> **Set problem**:
In your copy, reproduce the entries exactly as they are, minus the images.

----

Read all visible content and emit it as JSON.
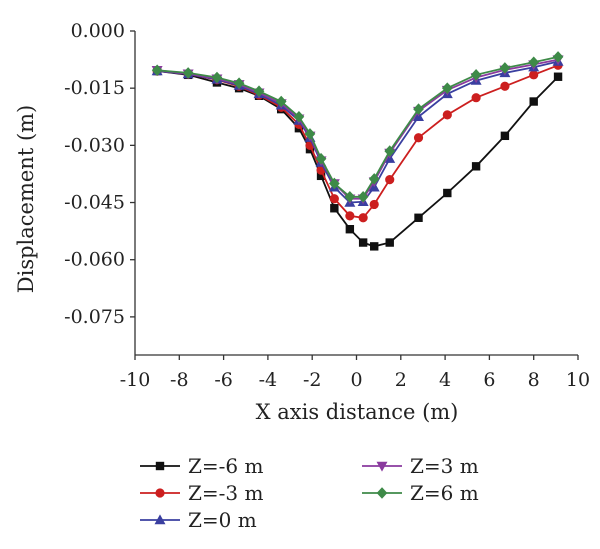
{
  "chart_data": {
    "type": "line",
    "title": "",
    "xlabel": "X axis distance (m)",
    "ylabel": "Displacement (m)",
    "xlim": [
      -10,
      10
    ],
    "ylim": [
      -0.085,
      0.0
    ],
    "xticks": [
      -10,
      -8,
      -6,
      -4,
      -2,
      0,
      2,
      4,
      6,
      8,
      10
    ],
    "xtick_labels": [
      "-10",
      "-8",
      "-6",
      "-4",
      "-2",
      "0",
      "2",
      "4",
      "6",
      "8",
      "10"
    ],
    "yticks": [
      0.0,
      -0.015,
      -0.03,
      -0.045,
      -0.06,
      -0.075
    ],
    "ytick_labels": [
      "0.000",
      "-0.015",
      "-0.030",
      "-0.045",
      "-0.060",
      "-0.075"
    ],
    "grid": false,
    "legend_position": "bottom",
    "x": [
      -9.0,
      -7.6,
      -6.3,
      -5.3,
      -4.4,
      -3.4,
      -2.6,
      -2.1,
      -1.6,
      -1.0,
      -0.3,
      0.3,
      0.8,
      1.5,
      2.8,
      4.1,
      5.4,
      6.7,
      8.0,
      9.1
    ],
    "series": [
      {
        "name": "Z=-6 m",
        "color": "#111111",
        "marker": "square",
        "values": [
          -0.0105,
          -0.0115,
          -0.0135,
          -0.015,
          -0.017,
          -0.0205,
          -0.0255,
          -0.031,
          -0.038,
          -0.0465,
          -0.052,
          -0.0555,
          -0.0565,
          -0.0555,
          -0.049,
          -0.0425,
          -0.0355,
          -0.0275,
          -0.0185,
          -0.012
        ]
      },
      {
        "name": "Z=-3 m",
        "color": "#cc1f1f",
        "marker": "circle",
        "values": [
          -0.0105,
          -0.0113,
          -0.0128,
          -0.0145,
          -0.0168,
          -0.02,
          -0.0245,
          -0.03,
          -0.0365,
          -0.044,
          -0.0485,
          -0.049,
          -0.0455,
          -0.039,
          -0.028,
          -0.022,
          -0.0175,
          -0.0145,
          -0.0115,
          -0.009
        ]
      },
      {
        "name": "Z=0 m",
        "color": "#3a3fa0",
        "marker": "triangle-up",
        "values": [
          -0.0105,
          -0.0113,
          -0.0127,
          -0.0143,
          -0.0165,
          -0.0195,
          -0.0235,
          -0.028,
          -0.0345,
          -0.041,
          -0.045,
          -0.0448,
          -0.041,
          -0.0335,
          -0.0225,
          -0.0165,
          -0.013,
          -0.011,
          -0.0095,
          -0.008
        ]
      },
      {
        "name": "Z=3 m",
        "color": "#8a3a9e",
        "marker": "triangle-down",
        "values": [
          -0.0103,
          -0.0112,
          -0.0125,
          -0.014,
          -0.0162,
          -0.019,
          -0.023,
          -0.0275,
          -0.034,
          -0.04,
          -0.044,
          -0.044,
          -0.0395,
          -0.032,
          -0.021,
          -0.0155,
          -0.0122,
          -0.0102,
          -0.0088,
          -0.0075
        ]
      },
      {
        "name": "Z=6 m",
        "color": "#3e8a48",
        "marker": "diamond",
        "values": [
          -0.0103,
          -0.011,
          -0.0122,
          -0.0137,
          -0.0158,
          -0.0185,
          -0.0225,
          -0.027,
          -0.0335,
          -0.04,
          -0.0435,
          -0.0435,
          -0.0388,
          -0.0315,
          -0.0205,
          -0.015,
          -0.0115,
          -0.0097,
          -0.0082,
          -0.0068
        ]
      }
    ]
  }
}
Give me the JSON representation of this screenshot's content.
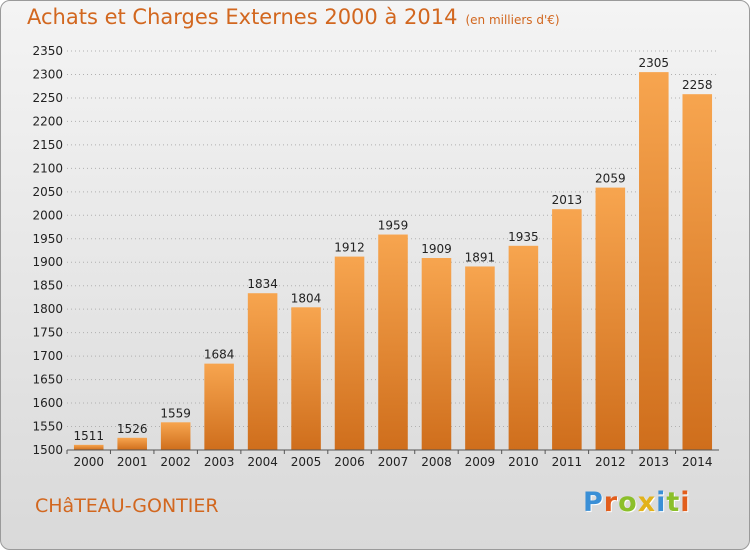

----

> **Full output**:
Read all visible content and emit it as JSON.
{
  "chart_data": {
    "type": "line",
    "title": "",
    "xlabel": "X axis distance (m)",
    "ylabel": "Displacement (m)",
    "xlim": [
      -10,
      10
    ],
    "ylim": [
      -0.085,
      0.0
    ],
    "xticks": [
      -10,
      -8,
      -6,
      -4,
      -2,
      0,
      2,
      4,
      6,
      8,
      10
    ],
    "xtick_labels": [
      "-10",
      "-8",
      "-6",
      "-4",
      "-2",
      "0",
      "2",
      "4",
      "6",
      "8",
      "10"
    ],
    "yticks": [
      0.0,
      -0.015,
      -0.03,
      -0.045,
      -0.06,
      -0.075
    ],
    "ytick_labels": [
      "0.000",
      "-0.015",
      "-0.030",
      "-0.045",
      "-0.060",
      "-0.075"
    ],
    "grid": false,
    "legend_position": "bottom",
    "x": [
      -9.0,
      -7.6,
      -6.3,
      -5.3,
      -4.4,
      -3.4,
      -2.6,
      -2.1,
      -1.6,
      -1.0,
      -0.3,
      0.3,
      0.8,
      1.5,
      2.8,
      4.1,
      5.4,
      6.7,
      8.0,
      9.1
    ],
    "series": [
      {
        "name": "Z=-6 m",
        "color": "#111111",
        "marker": "square",
        "values": [
          -0.0105,
          -0.0115,
          -0.0135,
          -0.015,
          -0.017,
          -0.0205,
          -0.0255,
          -0.031,
          -0.038,
          -0.0465,
          -0.052,
          -0.0555,
          -0.0565,
          -0.0555,
          -0.049,
          -0.0425,
          -0.0355,
          -0.0275,
          -0.0185,
          -0.012
        ]
      },
      {
        "name": "Z=-3 m",
        "color": "#cc1f1f",
        "marker": "circle",
        "values": [
          -0.0105,
          -0.0113,
          -0.0128,
          -0.0145,
          -0.0168,
          -0.02,
          -0.0245,
          -0.03,
          -0.0365,
          -0.044,
          -0.0485,
          -0.049,
          -0.0455,
          -0.039,
          -0.028,
          -0.022,
          -0.0175,
          -0.0145,
          -0.0115,
          -0.009
        ]
      },
      {
        "name": "Z=0 m",
        "color": "#3a3fa0",
        "marker": "triangle-up",
        "values": [
          -0.0105,
          -0.0113,
          -0.0127,
          -0.0143,
          -0.0165,
          -0.0195,
          -0.0235,
          -0.028,
          -0.0345,
          -0.041,
          -0.045,
          -0.0448,
          -0.041,
          -0.0335,
          -0.0225,
          -0.0165,
          -0.013,
          -0.011,
          -0.0095,
          -0.008
        ]
      },
      {
        "name": "Z=3 m",
        "color": "#8a3a9e",
        "marker": "triangle-down",
        "values": [
          -0.0103,
          -0.0112,
          -0.0125,
          -0.014,
          -0.0162,
          -0.019,
          -0.023,
          -0.0275,
          -0.034,
          -0.04,
          -0.044,
          -0.044,
          -0.0395,
          -0.032,
          -0.021,
          -0.0155,
          -0.0122,
          -0.0102,
          -0.0088,
          -0.0075
        ]
      },
      {
        "name": "Z=6 m",
        "color": "#3e8a48",
        "marker": "diamond",
        "values": [
          -0.0103,
          -0.011,
          -0.0122,
          -0.0137,
          -0.0158,
          -0.0185,
          -0.0225,
          -0.027,
          -0.0335,
          -0.04,
          -0.0435,
          -0.0435,
          -0.0388,
          -0.0315,
          -0.0205,
          -0.015,
          -0.0115,
          -0.0097,
          -0.0082,
          -0.0068
        ]
      }
    ]
  }
}
Give me the JSON representation of this screenshot's content.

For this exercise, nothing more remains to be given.